SHORT EXERCISE — Write each record again exactly as it stands.

DATA FOR THE TASK —
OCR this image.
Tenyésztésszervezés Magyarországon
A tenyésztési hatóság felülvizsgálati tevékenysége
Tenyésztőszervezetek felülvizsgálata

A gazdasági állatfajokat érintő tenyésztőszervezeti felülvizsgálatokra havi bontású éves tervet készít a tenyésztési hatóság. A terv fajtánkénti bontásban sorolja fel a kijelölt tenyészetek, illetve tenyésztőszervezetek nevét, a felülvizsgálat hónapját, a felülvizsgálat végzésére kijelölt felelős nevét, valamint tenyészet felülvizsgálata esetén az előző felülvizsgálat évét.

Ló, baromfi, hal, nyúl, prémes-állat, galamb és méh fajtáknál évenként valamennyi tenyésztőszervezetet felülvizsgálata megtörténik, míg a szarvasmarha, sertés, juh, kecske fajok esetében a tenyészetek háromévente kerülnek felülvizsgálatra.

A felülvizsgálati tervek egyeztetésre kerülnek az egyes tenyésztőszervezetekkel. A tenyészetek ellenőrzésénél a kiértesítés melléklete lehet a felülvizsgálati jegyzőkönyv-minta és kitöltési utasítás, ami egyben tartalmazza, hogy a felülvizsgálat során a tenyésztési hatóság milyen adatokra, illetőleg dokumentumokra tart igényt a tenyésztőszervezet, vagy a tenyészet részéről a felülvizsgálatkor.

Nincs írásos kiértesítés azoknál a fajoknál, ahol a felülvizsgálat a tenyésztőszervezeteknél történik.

SOLUTION FOR THIS PROBLEM —
OCR this image.
Tenyésztésszervezés Magyarországon
A tenyésztési hatóság felülvizsgálati tevékenysége
Tenyésztőszervezetek felülvizsgálata

A gazdasági állatfajokat érintő tenyésztőszervezeti felülvizsgálatokra havi bontású éves tervet készít a tenyésztési hatóság. A terv fajtánkénti bontásban sorolja fel a kijelölt tenyészetek, illetve tenyésztőszervezetek nevét, a felülvizsgálat hónapját, a felülvizsgálat végzésére kijelölt felelős nevét, valamint tenyészet felülvizsgálata esetén az előző felülvizsgálat évét.

Ló, baromfi, hal, nyúl, prémes-állat, galamb és méh fajtáknál évenként valamennyi tenyésztőszervezetet felülvizsgálata megtörténik, míg a szarvasmarha, sertés, juh, kecske fajok esetében a tenyészetek háromévente kerülnek felülvizsgálatra.

A felülvizsgálati tervek egyeztetésre kerülnek az egyes tenyésztőszervezetekkel. A tenyészetek ellenőrzésénél a kiértesítés melléklete lehet a felülvizsgálati jegyzőkönyv-minta és kitöltési utasítás, ami egyben tartalmazza, hogy a felülvizsgálat során a tenyésztési hatóság milyen adatokra, illetőleg dokumentumokra tart igényt a tenyésztőszervezet, vagy a tenyészet részéről a felülvizsgálatkor.

Nincs írásos kiértesítés azoknál a fajoknál, ahol a felülvizsgálat a tenyésztőszervezeteknél történik.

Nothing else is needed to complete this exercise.